#### [BRIEF]
Your task is to repeat all of the material exactly.

#### [MATERIAL PROVIDED]

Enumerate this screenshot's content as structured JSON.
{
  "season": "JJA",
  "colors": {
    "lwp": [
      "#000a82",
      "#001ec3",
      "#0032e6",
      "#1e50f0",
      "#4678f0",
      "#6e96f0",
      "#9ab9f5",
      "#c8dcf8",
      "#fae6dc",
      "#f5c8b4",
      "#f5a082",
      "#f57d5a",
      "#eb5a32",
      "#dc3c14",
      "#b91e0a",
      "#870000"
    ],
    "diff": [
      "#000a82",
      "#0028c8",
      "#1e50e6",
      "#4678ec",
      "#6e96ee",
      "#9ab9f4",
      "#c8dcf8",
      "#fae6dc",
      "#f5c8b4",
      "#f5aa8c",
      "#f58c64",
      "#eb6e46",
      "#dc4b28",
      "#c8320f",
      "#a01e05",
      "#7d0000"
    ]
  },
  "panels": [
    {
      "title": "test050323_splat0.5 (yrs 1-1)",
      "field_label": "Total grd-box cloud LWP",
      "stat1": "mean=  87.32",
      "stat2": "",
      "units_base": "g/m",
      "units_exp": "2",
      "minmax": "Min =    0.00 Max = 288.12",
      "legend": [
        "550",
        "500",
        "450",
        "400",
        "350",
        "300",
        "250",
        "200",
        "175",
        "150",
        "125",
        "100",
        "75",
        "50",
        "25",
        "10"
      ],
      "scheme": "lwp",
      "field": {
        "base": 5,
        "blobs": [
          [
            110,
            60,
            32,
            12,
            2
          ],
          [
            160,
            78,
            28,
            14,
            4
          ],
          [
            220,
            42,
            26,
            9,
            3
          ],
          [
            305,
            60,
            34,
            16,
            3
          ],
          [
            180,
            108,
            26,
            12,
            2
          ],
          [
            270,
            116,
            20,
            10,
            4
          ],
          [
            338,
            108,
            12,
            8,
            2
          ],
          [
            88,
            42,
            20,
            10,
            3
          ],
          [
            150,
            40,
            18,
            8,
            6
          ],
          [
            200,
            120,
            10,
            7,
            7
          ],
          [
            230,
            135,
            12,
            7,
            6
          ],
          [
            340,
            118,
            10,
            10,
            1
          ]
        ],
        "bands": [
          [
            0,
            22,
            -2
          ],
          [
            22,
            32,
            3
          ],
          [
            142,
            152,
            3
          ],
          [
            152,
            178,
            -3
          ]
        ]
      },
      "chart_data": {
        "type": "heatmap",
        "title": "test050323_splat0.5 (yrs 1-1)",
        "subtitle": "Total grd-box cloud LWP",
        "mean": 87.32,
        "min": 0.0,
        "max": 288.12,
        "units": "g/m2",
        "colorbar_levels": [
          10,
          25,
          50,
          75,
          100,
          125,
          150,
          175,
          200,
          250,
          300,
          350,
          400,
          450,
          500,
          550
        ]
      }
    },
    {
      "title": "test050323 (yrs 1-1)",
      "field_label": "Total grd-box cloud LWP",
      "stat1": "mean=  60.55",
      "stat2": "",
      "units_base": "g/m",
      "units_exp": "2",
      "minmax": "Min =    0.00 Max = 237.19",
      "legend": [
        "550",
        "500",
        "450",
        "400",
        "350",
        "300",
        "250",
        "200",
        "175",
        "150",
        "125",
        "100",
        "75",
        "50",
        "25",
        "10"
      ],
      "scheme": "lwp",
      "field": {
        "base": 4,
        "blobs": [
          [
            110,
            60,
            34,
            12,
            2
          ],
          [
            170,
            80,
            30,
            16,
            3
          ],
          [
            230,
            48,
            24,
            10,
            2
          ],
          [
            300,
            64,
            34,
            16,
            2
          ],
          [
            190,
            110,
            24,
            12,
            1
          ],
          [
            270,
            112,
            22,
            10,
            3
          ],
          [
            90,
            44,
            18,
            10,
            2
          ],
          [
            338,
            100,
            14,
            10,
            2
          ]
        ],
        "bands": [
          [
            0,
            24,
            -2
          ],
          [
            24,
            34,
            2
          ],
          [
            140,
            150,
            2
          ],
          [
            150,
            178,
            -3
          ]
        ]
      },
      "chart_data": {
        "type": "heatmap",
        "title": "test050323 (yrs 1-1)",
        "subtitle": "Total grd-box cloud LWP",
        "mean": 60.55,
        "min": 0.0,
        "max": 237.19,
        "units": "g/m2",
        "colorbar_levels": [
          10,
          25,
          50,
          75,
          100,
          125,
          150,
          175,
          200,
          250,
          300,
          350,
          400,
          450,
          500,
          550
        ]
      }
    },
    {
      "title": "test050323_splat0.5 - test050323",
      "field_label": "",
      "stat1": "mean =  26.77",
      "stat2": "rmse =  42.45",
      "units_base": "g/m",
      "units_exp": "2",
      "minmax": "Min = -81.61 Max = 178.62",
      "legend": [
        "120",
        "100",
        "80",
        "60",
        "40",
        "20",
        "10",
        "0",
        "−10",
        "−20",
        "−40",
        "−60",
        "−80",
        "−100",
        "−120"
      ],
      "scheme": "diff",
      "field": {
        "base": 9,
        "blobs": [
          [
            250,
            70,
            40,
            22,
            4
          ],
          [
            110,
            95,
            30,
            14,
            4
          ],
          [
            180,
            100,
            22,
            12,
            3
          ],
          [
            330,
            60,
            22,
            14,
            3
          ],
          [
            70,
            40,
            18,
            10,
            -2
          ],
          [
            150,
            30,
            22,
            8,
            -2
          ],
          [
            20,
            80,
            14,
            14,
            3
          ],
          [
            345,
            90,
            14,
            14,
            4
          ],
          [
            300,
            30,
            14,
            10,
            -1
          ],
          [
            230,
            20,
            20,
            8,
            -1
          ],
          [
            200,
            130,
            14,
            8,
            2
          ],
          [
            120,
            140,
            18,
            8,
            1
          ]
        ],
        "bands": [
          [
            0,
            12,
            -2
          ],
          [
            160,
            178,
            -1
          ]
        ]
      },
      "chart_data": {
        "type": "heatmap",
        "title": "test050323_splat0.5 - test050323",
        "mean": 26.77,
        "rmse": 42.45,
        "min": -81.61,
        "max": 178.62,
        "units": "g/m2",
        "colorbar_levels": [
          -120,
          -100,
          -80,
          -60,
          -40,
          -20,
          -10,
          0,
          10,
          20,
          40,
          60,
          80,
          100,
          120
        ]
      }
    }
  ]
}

#### [EXERCISE RESPONSE]
Enumerate this screenshot's content as structured JSON.
{
  "season": "JJA",
  "colors": {
    "lwp": [
      "#000a82",
      "#001ec3",
      "#0032e6",
      "#1e50f0",
      "#4678f0",
      "#6e96f0",
      "#9ab9f5",
      "#c8dcf8",
      "#fae6dc",
      "#f5c8b4",
      "#f5a082",
      "#f57d5a",
      "#eb5a32",
      "#dc3c14",
      "#b91e0a",
      "#870000"
    ],
    "diff": [
      "#000a82",
      "#0028c8",
      "#1e50e6",
      "#4678ec",
      "#6e96ee",
      "#9ab9f4",
      "#c8dcf8",
      "#fae6dc",
      "#f5c8b4",
      "#f5aa8c",
      "#f58c64",
      "#eb6e46",
      "#dc4b28",
      "#c8320f",
      "#a01e05",
      "#7d0000"
    ]
  },
  "panels": [
    {
      "title": "test050323_splat0.5 (yrs 1-1)",
      "field_label": "Total grd-box cloud LWP",
      "stat1": "mean=  87.32",
      "stat2": "",
      "units_base": "g/m",
      "units_exp": "2",
      "minmax": "Min =    0.00 Max = 288.12",
      "legend": [
        "550",
        "500",
        "450",
        "400",
        "350",
        "300",
        "250",
        "200",
        "175",
        "150",
        "125",
        "100",
        "75",
        "50",
        "25",
        "10"
      ],
      "scheme": "lwp",
      "field": {
        "base": 5,
        "blobs": [
          [
            110,
            60,
            32,
            12,
            2
          ],
          [
            160,
            78,
            28,
            14,
            4
          ],
          [
            220,
            42,
            26,
            9,
            3
          ],
          [
            305,
            60,
            34,
            16,
            3
          ],
          [
            180,
            108,
            26,
            12,
            2
          ],
          [
            270,
            116,
            20,
            10,
            4
          ],
          [
            338,
            108,
            12,
            8,
            2
          ],
          [
            88,
            42,
            20,
            10,
            3
          ],
          [
            150,
            40,
            18,
            8,
            6
          ],
          [
            200,
            120,
            10,
            7,
            7
          ],
          [
            230,
            135,
            12,
            7,
            6
          ],
          [
            340,
            118,
            10,
            10,
            1
          ]
        ],
        "bands": [
          [
            0,
            22,
            -2
          ],
          [
            22,
            32,
            3
          ],
          [
            142,
            152,
            3
          ],
          [
            152,
            178,
            -3
          ]
        ]
      },
      "chart_data": {
        "type": "heatmap",
        "title": "test050323_splat0.5 (yrs 1-1)",
        "subtitle": "Total grd-box cloud LWP",
        "mean": 87.32,
        "min": 0.0,
        "max": 288.12,
        "units": "g/m2",
        "colorbar_levels": [
          10,
          25,
          50,
          75,
          100,
          125,
          150,
          175,
          200,
          250,
          300,
          350,
          400,
          450,
          500,
          550
        ]
      }
    },
    {
      "title": "test050323 (yrs 1-1)",
      "field_label": "Total grd-box cloud LWP",
      "stat1": "mean=  60.55",
      "stat2": "",
      "units_base": "g/m",
      "units_exp": "2",
      "minmax": "Min =    0.00 Max = 237.19",
      "legend": [
        "550",
        "500",
        "450",
        "400",
        "350",
        "300",
        "250",
        "200",
        "175",
        "150",
        "125",
        "100",
        "75",
        "50",
        "25",
        "10"
      ],
      "scheme": "lwp",
      "field": {
        "base": 4,
        "blobs": [
          [
            110,
            60,
            34,
            12,
            2
          ],
          [
            170,
            80,
            30,
            16,
            3
          ],
          [
            230,
            48,
            24,
            10,
            2
          ],
          [
            300,
            64,
            34,
            16,
            2
          ],
          [
            190,
            110,
            24,
            12,
            1
          ],
          [
            270,
            112,
            22,
            10,
            3
          ],
          [
            90,
            44,
            18,
            10,
            2
          ],
          [
            338,
            100,
            14,
            10,
            2
          ]
        ],
        "bands": [
          [
            0,
            24,
            -2
          ],
          [
            24,
            34,
            2
          ],
          [
            140,
            150,
            2
          ],
          [
            150,
            178,
            -3
          ]
        ]
      },
      "chart_data": {
        "type": "heatmap",
        "title": "test050323 (yrs 1-1)",
        "subtitle": "Total grd-box cloud LWP",
        "mean": 60.55,
        "min": 0.0,
        "max": 237.19,
        "units": "g/m2",
        "colorbar_levels": [
          10,
          25,
          50,
          75,
          100,
          125,
          150,
          175,
          200,
          250,
          300,
          350,
          400,
          450,
          500,
          550
        ]
      }
    },
    {
      "title": "test050323_splat0.5 - test050323",
      "field_label": "",
      "stat1": "mean =  26.77",
      "stat2": "rmse =  42.45",
      "units_base": "g/m",
      "units_exp": "2",
      "minmax": "Min = -81.61 Max = 178.62",
      "legend": [
        "120",
        "100",
        "80",
        "60",
        "40",
        "20",
        "10",
        "0",
        "−10",
        "−20",
        "−40",
        "−60",
        "−80",
        "−100",
        "−120"
      ],
      "scheme": "diff",
      "field": {
        "base": 9,
        "blobs": [
          [
            250,
            70,
            40,
            22,
            4
          ],
          [
            110,
            95,
            30,
            14,
            4
          ],
          [
            180,
            100,
            22,
            12,
            3
          ],
          [
            330,
            60,
            22,
            14,
            3
          ],
          [
            70,
            40,
            18,
            10,
            -2
          ],
          [
            150,
            30,
            22,
            8,
            -2
          ],
          [
            20,
            80,
            14,
            14,
            3
          ],
          [
            345,
            90,
            14,
            14,
            4
          ],
          [
            300,
            30,
            14,
            10,
            -1
          ],
          [
            230,
            20,
            20,
            8,
            -1
          ],
          [
            200,
            130,
            14,
            8,
            2
          ],
          [
            120,
            140,
            18,
            8,
            1
          ]
        ],
        "bands": [
          [
            0,
            12,
            -2
          ],
          [
            160,
            178,
            -1
          ]
        ]
      },
      "chart_data": {
        "type": "heatmap",
        "title": "test050323_splat0.5 - test050323",
        "mean": 26.77,
        "rmse": 42.45,
        "min": -81.61,
        "max": 178.62,
        "units": "g/m2",
        "colorbar_levels": [
          -120,
          -100,
          -80,
          -60,
          -40,
          -20,
          -10,
          0,
          10,
          20,
          40,
          60,
          80,
          100,
          120
        ]
      }
    }
  ]
}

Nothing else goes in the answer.